> _SUPPLIED MATERIAL_:
------------------------------------------------------------------------

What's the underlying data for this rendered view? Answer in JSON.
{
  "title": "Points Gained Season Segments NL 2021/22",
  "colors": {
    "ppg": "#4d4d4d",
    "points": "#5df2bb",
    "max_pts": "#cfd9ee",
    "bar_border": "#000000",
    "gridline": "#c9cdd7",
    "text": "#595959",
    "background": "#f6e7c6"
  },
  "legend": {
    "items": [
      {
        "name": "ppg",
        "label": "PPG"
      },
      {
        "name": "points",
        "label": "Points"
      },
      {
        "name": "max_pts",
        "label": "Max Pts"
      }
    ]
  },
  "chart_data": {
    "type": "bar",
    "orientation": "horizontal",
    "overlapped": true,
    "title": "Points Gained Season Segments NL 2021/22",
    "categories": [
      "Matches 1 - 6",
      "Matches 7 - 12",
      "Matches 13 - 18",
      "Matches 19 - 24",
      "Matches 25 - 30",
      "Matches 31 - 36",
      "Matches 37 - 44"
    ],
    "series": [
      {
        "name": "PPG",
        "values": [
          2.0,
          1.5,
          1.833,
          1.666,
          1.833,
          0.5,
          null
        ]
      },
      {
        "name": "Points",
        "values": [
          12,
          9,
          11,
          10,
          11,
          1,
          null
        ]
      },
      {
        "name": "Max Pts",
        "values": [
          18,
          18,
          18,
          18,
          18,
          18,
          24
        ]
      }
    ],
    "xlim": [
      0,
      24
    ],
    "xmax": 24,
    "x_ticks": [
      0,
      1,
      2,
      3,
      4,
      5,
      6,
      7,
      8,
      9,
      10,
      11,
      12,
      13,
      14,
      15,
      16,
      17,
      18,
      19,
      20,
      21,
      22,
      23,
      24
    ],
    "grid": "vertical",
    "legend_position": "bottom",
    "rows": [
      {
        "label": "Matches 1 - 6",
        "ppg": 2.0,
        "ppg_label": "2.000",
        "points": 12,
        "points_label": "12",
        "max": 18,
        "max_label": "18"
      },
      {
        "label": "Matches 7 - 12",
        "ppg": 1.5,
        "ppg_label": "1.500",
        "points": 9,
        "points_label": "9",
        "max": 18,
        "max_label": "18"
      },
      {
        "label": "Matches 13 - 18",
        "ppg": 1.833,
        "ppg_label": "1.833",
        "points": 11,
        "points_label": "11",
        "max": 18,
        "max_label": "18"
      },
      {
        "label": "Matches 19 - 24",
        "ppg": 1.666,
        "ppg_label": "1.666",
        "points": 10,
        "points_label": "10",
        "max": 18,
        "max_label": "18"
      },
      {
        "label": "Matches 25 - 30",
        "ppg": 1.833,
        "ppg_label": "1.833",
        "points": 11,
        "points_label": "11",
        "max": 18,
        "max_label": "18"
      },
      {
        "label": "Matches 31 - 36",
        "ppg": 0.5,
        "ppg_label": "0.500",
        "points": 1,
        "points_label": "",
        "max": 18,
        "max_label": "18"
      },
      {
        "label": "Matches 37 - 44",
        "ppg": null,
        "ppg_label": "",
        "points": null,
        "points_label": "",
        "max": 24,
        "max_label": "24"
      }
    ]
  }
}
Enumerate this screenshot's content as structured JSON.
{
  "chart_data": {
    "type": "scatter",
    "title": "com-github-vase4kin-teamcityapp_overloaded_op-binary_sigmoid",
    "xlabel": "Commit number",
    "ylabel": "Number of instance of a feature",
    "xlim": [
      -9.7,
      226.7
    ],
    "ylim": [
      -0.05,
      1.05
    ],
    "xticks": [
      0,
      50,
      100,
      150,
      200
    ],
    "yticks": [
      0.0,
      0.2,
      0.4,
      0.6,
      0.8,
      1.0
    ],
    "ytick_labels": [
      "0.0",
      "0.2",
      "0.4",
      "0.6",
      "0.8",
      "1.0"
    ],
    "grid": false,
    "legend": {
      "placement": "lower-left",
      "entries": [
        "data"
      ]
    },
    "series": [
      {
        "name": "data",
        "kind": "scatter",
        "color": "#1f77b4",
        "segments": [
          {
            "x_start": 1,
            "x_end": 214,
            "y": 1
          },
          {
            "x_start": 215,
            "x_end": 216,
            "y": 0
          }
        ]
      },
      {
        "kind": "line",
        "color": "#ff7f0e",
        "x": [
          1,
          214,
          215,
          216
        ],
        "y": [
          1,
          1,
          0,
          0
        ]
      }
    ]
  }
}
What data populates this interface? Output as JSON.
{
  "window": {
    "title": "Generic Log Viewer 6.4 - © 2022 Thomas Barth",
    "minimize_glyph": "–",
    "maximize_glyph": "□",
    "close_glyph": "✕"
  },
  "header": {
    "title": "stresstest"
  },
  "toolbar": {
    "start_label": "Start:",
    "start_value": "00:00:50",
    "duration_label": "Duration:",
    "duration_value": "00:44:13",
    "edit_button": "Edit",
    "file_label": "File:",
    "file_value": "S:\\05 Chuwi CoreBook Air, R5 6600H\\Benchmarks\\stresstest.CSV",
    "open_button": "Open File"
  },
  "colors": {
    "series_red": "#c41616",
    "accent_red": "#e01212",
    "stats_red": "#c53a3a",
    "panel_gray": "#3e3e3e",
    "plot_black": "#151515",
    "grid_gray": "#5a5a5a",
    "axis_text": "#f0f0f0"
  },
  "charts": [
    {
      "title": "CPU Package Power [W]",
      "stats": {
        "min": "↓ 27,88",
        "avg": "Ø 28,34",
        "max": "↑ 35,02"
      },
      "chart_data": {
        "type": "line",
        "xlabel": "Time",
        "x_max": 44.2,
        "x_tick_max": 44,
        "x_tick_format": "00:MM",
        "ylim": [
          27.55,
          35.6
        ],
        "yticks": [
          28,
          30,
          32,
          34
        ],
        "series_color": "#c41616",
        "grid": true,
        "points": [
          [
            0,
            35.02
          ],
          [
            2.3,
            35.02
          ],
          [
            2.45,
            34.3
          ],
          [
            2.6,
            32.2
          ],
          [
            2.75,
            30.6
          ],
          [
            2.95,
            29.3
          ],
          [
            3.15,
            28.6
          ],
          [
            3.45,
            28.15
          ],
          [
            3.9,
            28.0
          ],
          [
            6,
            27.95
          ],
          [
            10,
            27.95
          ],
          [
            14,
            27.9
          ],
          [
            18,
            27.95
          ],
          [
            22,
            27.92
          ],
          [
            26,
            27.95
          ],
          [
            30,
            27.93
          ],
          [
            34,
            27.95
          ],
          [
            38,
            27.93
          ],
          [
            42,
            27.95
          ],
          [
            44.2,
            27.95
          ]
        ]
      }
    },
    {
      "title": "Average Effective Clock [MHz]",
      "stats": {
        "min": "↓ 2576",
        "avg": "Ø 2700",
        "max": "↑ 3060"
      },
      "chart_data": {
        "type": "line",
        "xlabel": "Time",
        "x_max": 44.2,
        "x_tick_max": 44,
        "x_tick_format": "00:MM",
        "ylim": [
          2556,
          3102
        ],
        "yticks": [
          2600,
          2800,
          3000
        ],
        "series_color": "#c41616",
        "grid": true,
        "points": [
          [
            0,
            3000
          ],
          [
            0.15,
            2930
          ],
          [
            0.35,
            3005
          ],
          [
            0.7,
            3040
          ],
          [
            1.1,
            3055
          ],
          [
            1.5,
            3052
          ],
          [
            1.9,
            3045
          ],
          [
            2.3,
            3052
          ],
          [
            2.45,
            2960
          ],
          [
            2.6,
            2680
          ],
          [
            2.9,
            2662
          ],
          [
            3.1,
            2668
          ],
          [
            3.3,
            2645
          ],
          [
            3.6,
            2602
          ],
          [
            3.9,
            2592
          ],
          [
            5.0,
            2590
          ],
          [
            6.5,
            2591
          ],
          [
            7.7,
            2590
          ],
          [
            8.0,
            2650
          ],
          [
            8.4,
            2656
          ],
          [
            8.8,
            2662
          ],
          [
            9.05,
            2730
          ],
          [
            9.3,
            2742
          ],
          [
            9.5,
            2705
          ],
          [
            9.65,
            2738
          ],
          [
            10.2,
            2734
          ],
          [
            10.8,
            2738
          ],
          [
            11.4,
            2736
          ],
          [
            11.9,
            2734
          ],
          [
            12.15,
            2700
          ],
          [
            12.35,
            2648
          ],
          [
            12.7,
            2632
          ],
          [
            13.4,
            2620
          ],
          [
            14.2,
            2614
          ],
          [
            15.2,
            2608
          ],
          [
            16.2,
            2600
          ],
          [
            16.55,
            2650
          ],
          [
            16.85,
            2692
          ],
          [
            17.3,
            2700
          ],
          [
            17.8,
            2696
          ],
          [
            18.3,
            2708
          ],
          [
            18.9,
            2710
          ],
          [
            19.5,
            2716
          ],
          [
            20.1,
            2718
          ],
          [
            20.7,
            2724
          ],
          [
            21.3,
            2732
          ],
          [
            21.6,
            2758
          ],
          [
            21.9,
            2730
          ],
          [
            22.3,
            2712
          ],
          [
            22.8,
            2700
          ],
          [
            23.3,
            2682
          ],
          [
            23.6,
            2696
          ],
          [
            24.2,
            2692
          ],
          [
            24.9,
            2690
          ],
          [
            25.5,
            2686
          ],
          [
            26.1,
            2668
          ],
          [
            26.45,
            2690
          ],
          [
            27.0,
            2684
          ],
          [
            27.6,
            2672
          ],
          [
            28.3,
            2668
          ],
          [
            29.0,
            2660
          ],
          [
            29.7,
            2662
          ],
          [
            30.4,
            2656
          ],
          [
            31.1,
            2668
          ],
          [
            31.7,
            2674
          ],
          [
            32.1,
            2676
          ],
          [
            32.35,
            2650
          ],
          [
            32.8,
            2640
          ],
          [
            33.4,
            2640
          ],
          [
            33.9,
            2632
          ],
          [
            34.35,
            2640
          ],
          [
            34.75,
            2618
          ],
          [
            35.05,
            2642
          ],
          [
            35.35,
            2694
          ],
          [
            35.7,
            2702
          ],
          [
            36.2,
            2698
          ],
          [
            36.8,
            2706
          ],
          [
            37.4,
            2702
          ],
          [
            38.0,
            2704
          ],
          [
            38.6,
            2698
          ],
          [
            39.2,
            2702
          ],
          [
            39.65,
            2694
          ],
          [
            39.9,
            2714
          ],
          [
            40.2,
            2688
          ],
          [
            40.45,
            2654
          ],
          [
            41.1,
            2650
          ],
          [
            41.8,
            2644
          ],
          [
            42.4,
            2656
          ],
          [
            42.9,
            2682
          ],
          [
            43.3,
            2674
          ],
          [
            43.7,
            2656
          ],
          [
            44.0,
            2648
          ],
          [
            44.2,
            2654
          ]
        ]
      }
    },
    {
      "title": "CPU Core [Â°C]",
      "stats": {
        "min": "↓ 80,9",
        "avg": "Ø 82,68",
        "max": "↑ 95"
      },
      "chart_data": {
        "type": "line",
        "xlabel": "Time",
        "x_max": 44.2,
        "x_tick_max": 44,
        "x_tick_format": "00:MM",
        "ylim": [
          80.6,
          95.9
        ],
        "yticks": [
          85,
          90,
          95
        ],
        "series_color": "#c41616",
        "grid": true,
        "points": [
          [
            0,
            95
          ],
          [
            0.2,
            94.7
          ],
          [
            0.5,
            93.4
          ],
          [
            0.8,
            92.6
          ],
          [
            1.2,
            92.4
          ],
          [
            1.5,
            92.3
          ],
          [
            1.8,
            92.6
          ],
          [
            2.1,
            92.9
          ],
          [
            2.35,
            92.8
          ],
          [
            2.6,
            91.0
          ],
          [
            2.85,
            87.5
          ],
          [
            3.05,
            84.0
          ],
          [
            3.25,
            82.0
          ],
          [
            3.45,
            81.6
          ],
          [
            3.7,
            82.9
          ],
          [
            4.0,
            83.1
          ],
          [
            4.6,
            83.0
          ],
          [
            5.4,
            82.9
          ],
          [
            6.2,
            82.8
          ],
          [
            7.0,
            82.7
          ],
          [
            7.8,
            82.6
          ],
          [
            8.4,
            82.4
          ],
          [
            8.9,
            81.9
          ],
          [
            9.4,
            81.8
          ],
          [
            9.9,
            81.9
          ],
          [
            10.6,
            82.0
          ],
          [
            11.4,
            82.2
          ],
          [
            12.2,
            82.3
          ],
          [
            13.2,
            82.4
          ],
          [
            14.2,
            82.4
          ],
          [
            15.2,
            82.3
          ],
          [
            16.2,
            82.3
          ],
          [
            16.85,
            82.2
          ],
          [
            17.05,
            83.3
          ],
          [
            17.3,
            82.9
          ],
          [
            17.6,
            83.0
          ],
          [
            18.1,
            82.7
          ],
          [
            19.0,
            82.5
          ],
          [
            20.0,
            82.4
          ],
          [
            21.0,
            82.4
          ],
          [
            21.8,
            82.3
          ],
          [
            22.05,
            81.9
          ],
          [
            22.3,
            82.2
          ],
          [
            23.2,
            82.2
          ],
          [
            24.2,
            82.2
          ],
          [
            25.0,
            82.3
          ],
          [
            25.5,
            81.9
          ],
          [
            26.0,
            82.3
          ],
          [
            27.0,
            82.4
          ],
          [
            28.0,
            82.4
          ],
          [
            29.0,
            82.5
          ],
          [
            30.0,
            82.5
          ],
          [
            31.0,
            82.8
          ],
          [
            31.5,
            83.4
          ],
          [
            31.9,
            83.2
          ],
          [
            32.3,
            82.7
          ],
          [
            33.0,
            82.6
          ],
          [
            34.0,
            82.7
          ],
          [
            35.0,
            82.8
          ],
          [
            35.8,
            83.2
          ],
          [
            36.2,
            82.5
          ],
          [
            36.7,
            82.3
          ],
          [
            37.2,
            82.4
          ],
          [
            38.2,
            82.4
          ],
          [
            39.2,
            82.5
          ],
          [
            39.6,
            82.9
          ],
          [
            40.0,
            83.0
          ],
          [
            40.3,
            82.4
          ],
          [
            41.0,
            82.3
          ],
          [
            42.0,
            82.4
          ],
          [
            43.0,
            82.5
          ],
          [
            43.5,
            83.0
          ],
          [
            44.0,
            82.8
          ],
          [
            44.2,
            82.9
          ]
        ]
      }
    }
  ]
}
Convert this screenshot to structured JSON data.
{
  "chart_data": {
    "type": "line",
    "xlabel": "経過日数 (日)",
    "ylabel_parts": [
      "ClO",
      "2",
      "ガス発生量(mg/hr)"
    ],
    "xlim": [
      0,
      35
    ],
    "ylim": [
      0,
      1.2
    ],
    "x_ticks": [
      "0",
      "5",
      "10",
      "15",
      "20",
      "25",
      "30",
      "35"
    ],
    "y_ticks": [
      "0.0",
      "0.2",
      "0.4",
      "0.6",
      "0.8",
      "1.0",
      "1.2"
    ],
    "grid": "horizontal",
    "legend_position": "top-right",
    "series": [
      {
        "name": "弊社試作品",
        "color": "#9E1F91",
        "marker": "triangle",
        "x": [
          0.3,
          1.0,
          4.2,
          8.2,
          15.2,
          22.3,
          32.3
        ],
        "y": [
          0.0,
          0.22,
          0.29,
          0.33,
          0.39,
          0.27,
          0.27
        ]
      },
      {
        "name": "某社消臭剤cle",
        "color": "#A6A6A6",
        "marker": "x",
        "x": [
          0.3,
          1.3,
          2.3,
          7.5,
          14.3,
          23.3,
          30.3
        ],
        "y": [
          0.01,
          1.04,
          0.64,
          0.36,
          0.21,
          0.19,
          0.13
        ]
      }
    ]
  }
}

------------------------------------------------------------------------

> _EXERCISE BRIEF_: Retype exactly the lines from the one containing "Convert this screenshot" through the last line of the records above, including both.

> _RIGHT ANSWER_:
Convert this screenshot to structured JSON data.
{
  "chart_data": {
    "type": "line",
    "xlabel": "経過日数 (日)",
    "ylabel_parts": [
      "ClO",
      "2",
      "ガス発生量(mg/hr)"
    ],
    "xlim": [
      0,
      35
    ],
    "ylim": [
      0,
      1.2
    ],
    "x_ticks": [
      "0",
      "5",
      "10",
      "15",
      "20",
      "25",
      "30",
      "35"
    ],
    "y_ticks": [
      "0.0",
      "0.2",
      "0.4",
      "0.6",
      "0.8",
      "1.0",
      "1.2"
    ],
    "grid": "horizontal",
    "legend_position": "top-right",
    "series": [
      {
        "name": "弊社試作品",
        "color": "#9E1F91",
        "marker": "triangle",
        "x": [
          0.3,
          1.0,
          4.2,
          8.2,
          15.2,
          22.3,
          32.3
        ],
        "y": [
          0.0,
          0.22,
          0.29,
          0.33,
          0.39,
          0.27,
          0.27
        ]
      },
      {
        "name": "某社消臭剤cle",
        "color": "#A6A6A6",
        "marker": "x",
        "x": [
          0.3,
          1.3,
          2.3,
          7.5,
          14.3,
          23.3,
          30.3
        ],
        "y": [
          0.01,
          1.04,
          0.64,
          0.36,
          0.21,
          0.19,
          0.13
        ]
      }
    ]
  }
}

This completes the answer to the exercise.